任务简述 1
请把页面正文中的这句话译成英文：“这里描述的是系统对一段memory的访问(读或写)是否是一笔完成, 不被其他transaction打断.”
任务简述 2
请将页面正文中从“在这边文章中, 我将以一个程序员的视角来谈一下我对ARMv8-A中的memory model的理解.”到“read in the instruction is single-copy atomic.”的部分一字不差地复制下来。

页面正文
+--

ARMv8 memory model

在这边文章中, 我将以一个程序员的视角来谈一下我对ARMv8-A中的memory model的理解. 涉及到domain, atomic, ordering等. 如有错误请指正.

我会首先贴出ARM的官方描述, 然后在后面简要的描述一下我自己的理解. 部分章节或内容细节省略掉了.

  • Atomicity in the Arm architecture

    这里要注意的是, 此处所说的atomic并非是原子指令所说的原子. 这里描述的是系统对一段memory的访问(读或写)是否是一笔完成, 不被其他transaction打断. 或者说读或写不会和其他读或写产生交叉. 不会读到部分写效果, 也不会只写一部分.

    • Requirements for single-copy atomicity

      For explicit memory effects generated from an Exception level the following rules apply:

      • A read that is generated by a load instruction that loads a single general-purpose register and is aligned to the size of the read in the instruction is single-copy atomic.
      • A write that is generated by a store instruction that stores a single general-purpose register and is aligned to the size of the write in the instruction is single-copy atomic.
      • Reads that are generated by a Load Pair instruction that loads two general-purpose registers and are aligned to the size of the load to each register are treated as two single-copy atomic reads, one for each register being loaded.
      • Writes that are generated by a Store pair instruction that stores two general-purpose registers and are aligned to the size of the store of each register are treated as two single-copy atomic writes, one for each register being stored.
      • Load-Exclusive Pair instructions of two 32-bit quantities and Store-Exclusive Pair instructions of 32-bit quantities are single-copy atomic.
      • When the Store-Exclusive of a Load-Exclusive/Store-Exclusive pair instruction using two 64-bit quantities succeeds, it causes a single-copy atomic update of the entire memory location being updated.

        Note: To atomically load two 64-bit quantities, perform a Load-Exclusive pair/Store-Exclusive pair sequence of reading and writing the same value for which the Store-Exclusive pair succeeds, and use the read values from the Load-Exclusive pair.

      • Where translation table walks generate a read of a translation table entry, this read is single-copy atomic.

      注意的是这里的copy不要理解为复制, 个人认为这里理解为一份或副本可能更好一点. 后面会在multi-copy中再来细说这个.

      这里描述single-copy atomicity的要求, 如要求对齐的load/store是原子的. 对于load pair指令也有相应的约束, 细节可以逐条看spec. 就不啰嗦了.

    • Properties of single-copy atomic accesses

      A memory access instruction that is single-copy atomic has the following properties:

      • For a pair of overlapping single-copy atomic store instructions, all of the overlapping writes generated by one of the stores are Coherence-after the corresponding overlapping writes generated by the other store.

+--

显示信息

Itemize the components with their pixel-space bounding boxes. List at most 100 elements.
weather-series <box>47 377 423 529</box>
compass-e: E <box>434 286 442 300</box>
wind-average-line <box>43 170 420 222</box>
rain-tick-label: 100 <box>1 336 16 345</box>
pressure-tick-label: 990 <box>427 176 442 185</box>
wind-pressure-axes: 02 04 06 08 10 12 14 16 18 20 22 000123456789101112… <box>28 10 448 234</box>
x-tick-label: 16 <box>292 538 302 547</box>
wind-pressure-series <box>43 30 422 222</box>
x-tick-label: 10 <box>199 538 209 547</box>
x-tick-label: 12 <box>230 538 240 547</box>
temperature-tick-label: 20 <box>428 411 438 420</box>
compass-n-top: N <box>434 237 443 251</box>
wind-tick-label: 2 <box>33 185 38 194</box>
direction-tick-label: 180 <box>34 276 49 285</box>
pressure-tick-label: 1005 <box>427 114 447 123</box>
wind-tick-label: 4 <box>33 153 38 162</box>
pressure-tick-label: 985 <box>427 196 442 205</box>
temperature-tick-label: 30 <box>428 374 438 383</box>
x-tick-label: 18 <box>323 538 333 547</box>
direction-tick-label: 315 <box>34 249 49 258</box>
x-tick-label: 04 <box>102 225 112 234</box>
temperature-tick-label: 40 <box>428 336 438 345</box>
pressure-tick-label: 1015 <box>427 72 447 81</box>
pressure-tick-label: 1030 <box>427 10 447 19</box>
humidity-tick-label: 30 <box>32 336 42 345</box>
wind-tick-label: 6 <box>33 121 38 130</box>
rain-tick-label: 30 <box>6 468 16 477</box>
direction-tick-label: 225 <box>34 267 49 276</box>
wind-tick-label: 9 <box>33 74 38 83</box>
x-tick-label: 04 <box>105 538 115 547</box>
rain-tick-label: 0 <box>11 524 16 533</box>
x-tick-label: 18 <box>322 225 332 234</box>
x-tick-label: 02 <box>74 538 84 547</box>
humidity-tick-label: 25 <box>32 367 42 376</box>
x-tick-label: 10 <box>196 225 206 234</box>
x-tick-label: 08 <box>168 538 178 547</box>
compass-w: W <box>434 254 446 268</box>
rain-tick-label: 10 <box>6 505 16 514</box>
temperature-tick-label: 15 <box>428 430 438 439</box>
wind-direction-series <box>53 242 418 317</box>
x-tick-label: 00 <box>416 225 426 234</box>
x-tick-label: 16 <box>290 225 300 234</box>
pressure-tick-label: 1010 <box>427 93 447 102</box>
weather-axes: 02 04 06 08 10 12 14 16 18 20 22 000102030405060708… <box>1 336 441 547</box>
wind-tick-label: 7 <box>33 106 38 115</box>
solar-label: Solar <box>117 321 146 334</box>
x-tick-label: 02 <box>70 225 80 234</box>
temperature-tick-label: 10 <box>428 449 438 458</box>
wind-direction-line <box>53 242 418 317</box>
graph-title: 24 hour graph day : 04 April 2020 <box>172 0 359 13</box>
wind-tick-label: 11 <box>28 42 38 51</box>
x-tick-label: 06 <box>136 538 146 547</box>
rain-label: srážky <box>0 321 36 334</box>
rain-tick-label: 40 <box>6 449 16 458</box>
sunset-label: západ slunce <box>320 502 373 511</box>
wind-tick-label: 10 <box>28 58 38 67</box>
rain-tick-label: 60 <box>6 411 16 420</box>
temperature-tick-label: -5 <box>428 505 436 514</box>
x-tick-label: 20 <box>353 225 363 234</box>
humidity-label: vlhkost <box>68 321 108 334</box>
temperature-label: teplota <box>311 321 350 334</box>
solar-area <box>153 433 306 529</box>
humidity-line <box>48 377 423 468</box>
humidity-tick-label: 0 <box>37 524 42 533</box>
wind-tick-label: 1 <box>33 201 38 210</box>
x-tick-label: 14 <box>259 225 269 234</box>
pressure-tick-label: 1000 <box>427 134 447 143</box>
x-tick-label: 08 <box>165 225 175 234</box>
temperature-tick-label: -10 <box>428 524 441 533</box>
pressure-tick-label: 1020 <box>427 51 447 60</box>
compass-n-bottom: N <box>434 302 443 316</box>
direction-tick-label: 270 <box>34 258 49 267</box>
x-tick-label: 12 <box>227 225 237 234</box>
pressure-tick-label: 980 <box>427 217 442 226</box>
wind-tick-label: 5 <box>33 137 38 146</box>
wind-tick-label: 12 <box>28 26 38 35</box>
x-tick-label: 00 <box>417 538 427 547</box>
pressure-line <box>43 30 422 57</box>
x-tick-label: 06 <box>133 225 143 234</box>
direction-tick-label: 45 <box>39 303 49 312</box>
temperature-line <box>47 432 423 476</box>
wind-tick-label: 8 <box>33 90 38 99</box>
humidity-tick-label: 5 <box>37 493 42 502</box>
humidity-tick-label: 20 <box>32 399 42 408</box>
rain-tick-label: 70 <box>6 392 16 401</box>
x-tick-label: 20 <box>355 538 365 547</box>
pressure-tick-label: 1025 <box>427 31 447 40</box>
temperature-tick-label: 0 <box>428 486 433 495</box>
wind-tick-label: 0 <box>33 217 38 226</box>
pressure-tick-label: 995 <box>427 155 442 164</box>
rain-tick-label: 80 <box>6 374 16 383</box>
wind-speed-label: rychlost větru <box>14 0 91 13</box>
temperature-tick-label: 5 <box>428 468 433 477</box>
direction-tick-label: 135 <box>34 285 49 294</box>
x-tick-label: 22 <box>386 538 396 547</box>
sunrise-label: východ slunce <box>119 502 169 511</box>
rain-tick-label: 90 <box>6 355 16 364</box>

+--

预期输出 1
What is described here is whether the system's access (read or write) to a region of memory is completed in a single operation, without being interrupted by other transactions.

预期输出 2
在这边文章中, 我将以一个程序员的视角来谈一下我对ARMv8-A中的memory model的理解. 涉及到domain, atomic, ordering等. 如有错误请指正.

我会首先贴出ARM的官方描述, 然后在后面简要的描述一下我自己的理解. 部分章节或内容细节省略掉了.

  • Atomicity in the Arm architecture

    这里要注意的是, 此处所说的atomic并非是原子指令所说的原子. 这里描述的是系统对一段memory的访问(读或写)是否是一笔完成, 不被其他transaction打断. 或者说读或写不会和其他读或写产生交叉. 不会读到部分写效果, 也不会只写一部分.

    • Requirements for single-copy atomicity

      For explicit memory effects generated from an Exception level the following rules apply:

      • A read that is generated by a load instruction that loads a single general-purpose register and is aligned to the size of the read in the instruction is single-copy atomic.